→ **Task**
Determine how many lines of the material hold the string "title" and reply with only that number.

----- Input -----

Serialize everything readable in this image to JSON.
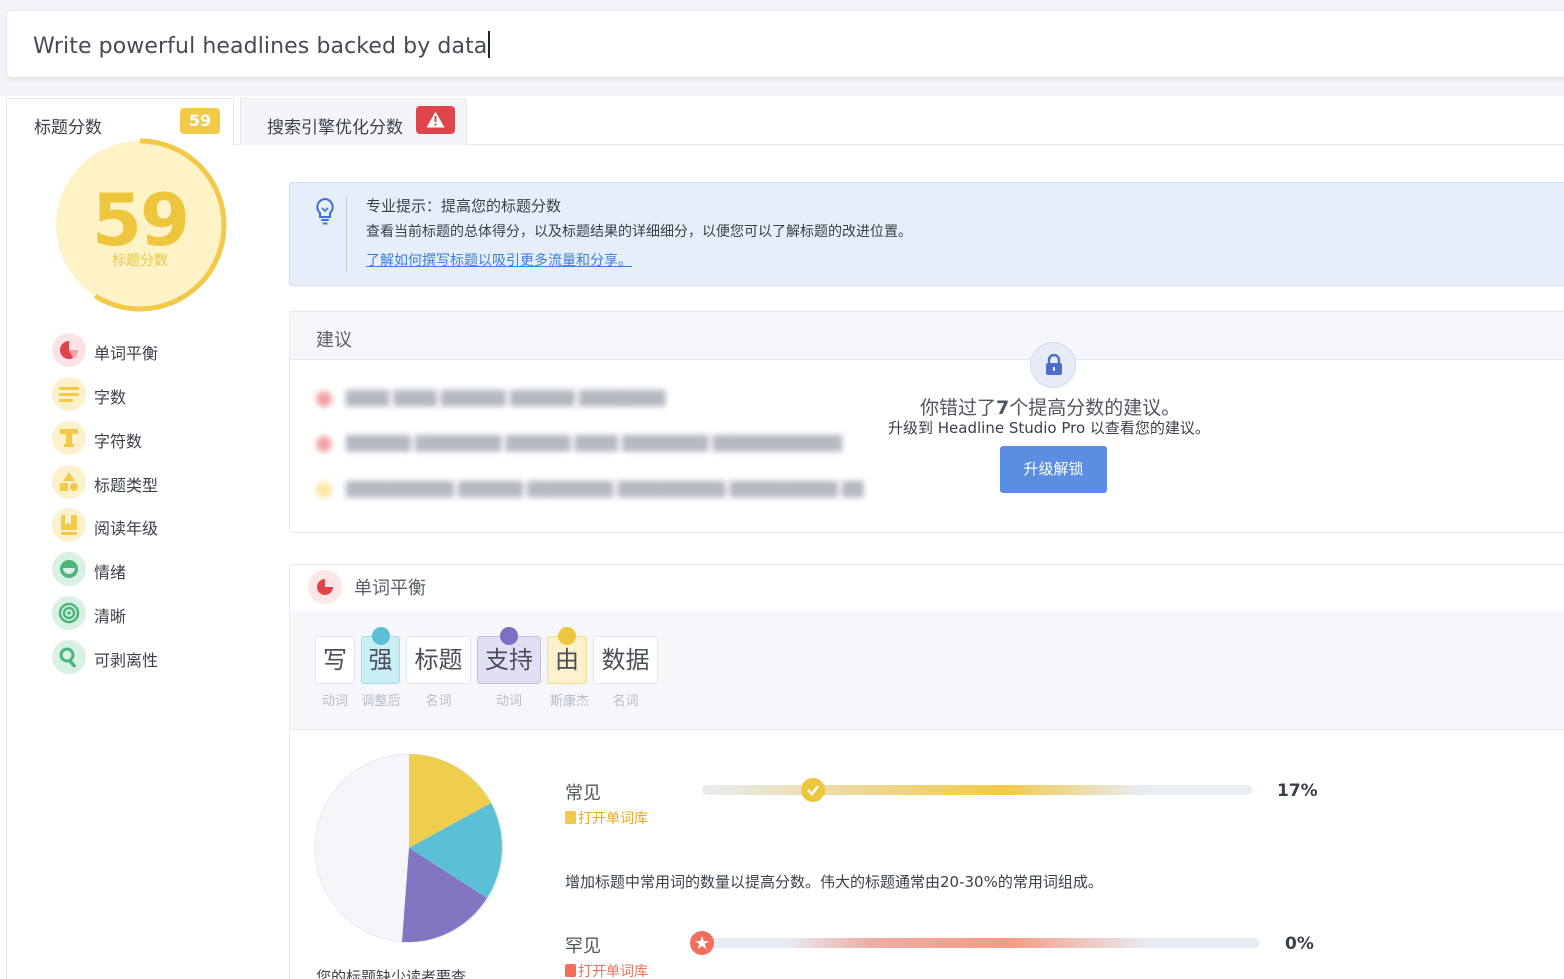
{
  "headline": {
    "value": "Write powerful headlines backed by data"
  },
  "tabs": [
    {
      "label": "标题分数",
      "badge": "59"
    },
    {
      "label": "搜索引擎优化分数",
      "badge_icon": "warning-icon"
    }
  ],
  "score": {
    "value": "59",
    "label": "标题分数",
    "color": "#eec63e"
  },
  "metrics": [
    {
      "label": "单词平衡",
      "icon": "pie-chart-icon",
      "color": "#e0454b"
    },
    {
      "label": "字数",
      "icon": "lines-icon",
      "color": "#f3c94a"
    },
    {
      "label": "字符数",
      "icon": "text-t-icon",
      "color": "#f3c94a"
    },
    {
      "label": "标题类型",
      "icon": "shapes-icon",
      "color": "#f3c94a"
    },
    {
      "label": "阅读年级",
      "icon": "bookmark-icon",
      "color": "#f3c94a"
    },
    {
      "label": "情绪",
      "icon": "smile-icon",
      "color": "#4cb67a"
    },
    {
      "label": "清晰",
      "icon": "target-icon",
      "color": "#4cb67a"
    },
    {
      "label": "可剥离性",
      "icon": "magnifier-icon",
      "color": "#4cb67a"
    }
  ],
  "tip": {
    "title": "专业提示：提高您的标题分数",
    "body": "查看当前标题的总体得分，以及标题结果的详细细分，以便您可以了解标题的改进位置。",
    "link": "了解如何撰写标题以吸引更多流量和分享。"
  },
  "suggestions": {
    "title": "建议",
    "missed_prefix": "你错过了",
    "missed_count": "7",
    "missed_suffix": "个提高分数的建议。",
    "upgrade_text": "升级到 Headline Studio Pro 以查看您的建议。",
    "unlock_button": "升级解锁"
  },
  "word_balance": {
    "title": "单词平衡",
    "words": [
      {
        "word": "写",
        "tag": "动词"
      },
      {
        "word": "强",
        "tag": "调整后"
      },
      {
        "word": "标题",
        "tag": "名词"
      },
      {
        "word": "支持",
        "tag": "动词"
      },
      {
        "word": "由",
        "tag": "斯康杰"
      },
      {
        "word": "数据",
        "tag": "名词"
      }
    ],
    "pie_caption": "您的标题缺少读者要查",
    "common": {
      "label": "常见",
      "open_lib": "打开单词库",
      "percent": "17%",
      "value": 0.17,
      "color": "#f3c94a"
    },
    "hint": "增加标题中常用词的数量以提高分数。伟大的标题通常由20-30%的常用词组成。",
    "rare": {
      "label": "罕见",
      "open_lib": "打开单词库",
      "percent": "0%",
      "value": 0.0,
      "color": "#f2705b"
    }
  }
}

-----

→ **Full output**
3